#### Task to carry out
Determine the number of lines where "this" occurs and reply with that number by itself.

[Records contained in a dataset]
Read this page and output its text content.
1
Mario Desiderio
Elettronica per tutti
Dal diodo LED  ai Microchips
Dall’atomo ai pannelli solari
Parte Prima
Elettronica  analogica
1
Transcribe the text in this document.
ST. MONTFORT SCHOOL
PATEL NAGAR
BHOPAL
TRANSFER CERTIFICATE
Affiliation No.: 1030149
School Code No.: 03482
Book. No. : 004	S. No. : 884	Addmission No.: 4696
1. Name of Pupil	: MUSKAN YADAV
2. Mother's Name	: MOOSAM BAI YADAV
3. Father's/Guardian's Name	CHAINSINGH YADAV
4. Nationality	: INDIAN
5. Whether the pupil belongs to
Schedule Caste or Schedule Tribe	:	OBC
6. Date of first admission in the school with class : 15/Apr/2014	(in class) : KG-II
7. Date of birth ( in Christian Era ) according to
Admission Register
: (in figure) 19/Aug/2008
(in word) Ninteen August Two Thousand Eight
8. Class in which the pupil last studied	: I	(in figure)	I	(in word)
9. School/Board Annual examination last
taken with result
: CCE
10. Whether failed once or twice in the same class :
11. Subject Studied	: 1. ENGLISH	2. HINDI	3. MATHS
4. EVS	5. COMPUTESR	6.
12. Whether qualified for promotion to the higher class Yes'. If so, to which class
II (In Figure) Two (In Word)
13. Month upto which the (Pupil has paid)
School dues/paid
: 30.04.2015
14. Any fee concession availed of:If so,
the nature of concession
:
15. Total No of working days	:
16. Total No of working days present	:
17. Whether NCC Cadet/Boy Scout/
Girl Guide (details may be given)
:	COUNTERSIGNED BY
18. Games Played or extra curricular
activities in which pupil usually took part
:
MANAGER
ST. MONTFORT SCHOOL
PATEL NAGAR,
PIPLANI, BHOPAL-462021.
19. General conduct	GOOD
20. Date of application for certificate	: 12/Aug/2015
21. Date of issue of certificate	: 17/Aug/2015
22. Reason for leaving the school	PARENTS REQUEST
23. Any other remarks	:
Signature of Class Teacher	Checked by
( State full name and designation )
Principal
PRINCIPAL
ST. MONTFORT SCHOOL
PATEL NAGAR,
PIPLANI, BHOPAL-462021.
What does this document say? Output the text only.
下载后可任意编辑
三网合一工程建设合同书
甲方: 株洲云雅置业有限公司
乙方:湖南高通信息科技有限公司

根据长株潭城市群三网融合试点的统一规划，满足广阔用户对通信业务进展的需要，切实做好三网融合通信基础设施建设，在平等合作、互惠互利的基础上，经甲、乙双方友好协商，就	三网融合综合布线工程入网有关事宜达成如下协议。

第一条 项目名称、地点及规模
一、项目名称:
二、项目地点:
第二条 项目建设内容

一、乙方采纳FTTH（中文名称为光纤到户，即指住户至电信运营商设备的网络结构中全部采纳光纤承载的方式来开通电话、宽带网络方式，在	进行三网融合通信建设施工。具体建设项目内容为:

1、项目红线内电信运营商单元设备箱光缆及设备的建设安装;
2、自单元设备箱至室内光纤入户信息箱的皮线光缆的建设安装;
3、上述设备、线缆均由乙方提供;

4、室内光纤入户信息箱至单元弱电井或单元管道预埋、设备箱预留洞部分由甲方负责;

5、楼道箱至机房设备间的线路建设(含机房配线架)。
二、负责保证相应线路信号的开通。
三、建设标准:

#### The completed task
3